### WHAT TO DO
Read the listing below and copy out every line that holds "Ácido".

(Raw records)

-- begin --

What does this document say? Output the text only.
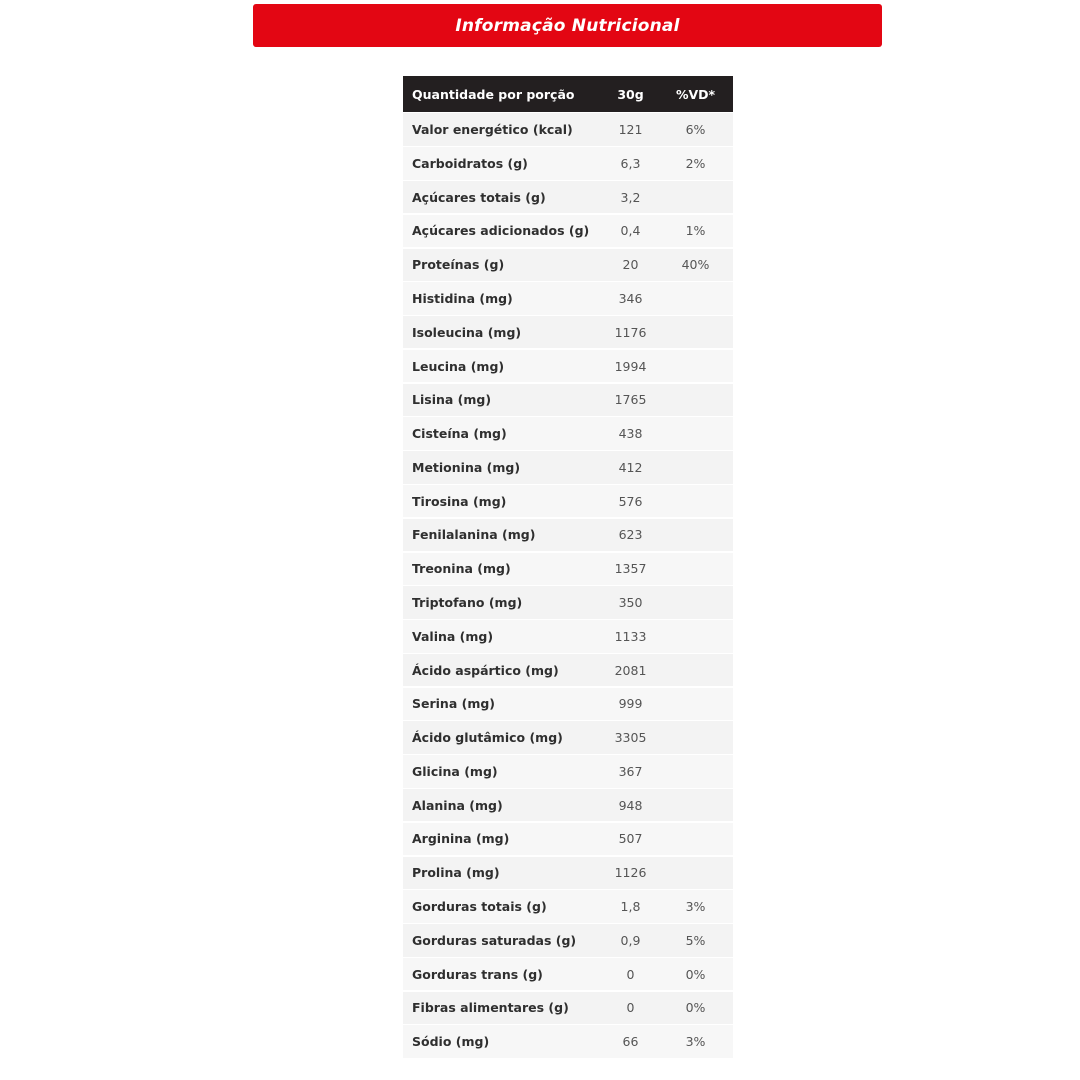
Informação Nutricional
Quantidade por porção	30g	%VD*
Valor energético (kcal)	121	6%
Carboidratos (g)	6,3	2%
Açúcares totais (g)	3,2
Açúcares adicionados (g)	0,4	1%
Proteínas (g)	20	40%
Histidina (mg)	346
Isoleucina (mg)	1176
Leucina (mg)	1994
Lisina (mg)	1765
Cisteína (mg)	438
Metionina (mg)	412
Tirosina (mg)	576
Fenilalanina (mg)	623
Treonina (mg)	1357
Triptofano (mg)	350
Valina (mg)	1133
Ácido aspártico (mg)	2081
Serina (mg)	999
Ácido glutâmico (mg)	3305
Glicina (mg)	367
Alanina (mg)	948
Arginina (mg)	507
Prolina (mg)	1126
Gorduras totais (g)	1,8	3%
Gorduras saturadas (g)	0,9	5%
Gorduras trans (g)	0	0%
Fibras alimentares (g)	0	0%
Sódio (mg)	66	3%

-- end --

### THE COMPLETED TASK
Ácido aspártico (mg)	2081
Ácido glutâmico (mg)	3305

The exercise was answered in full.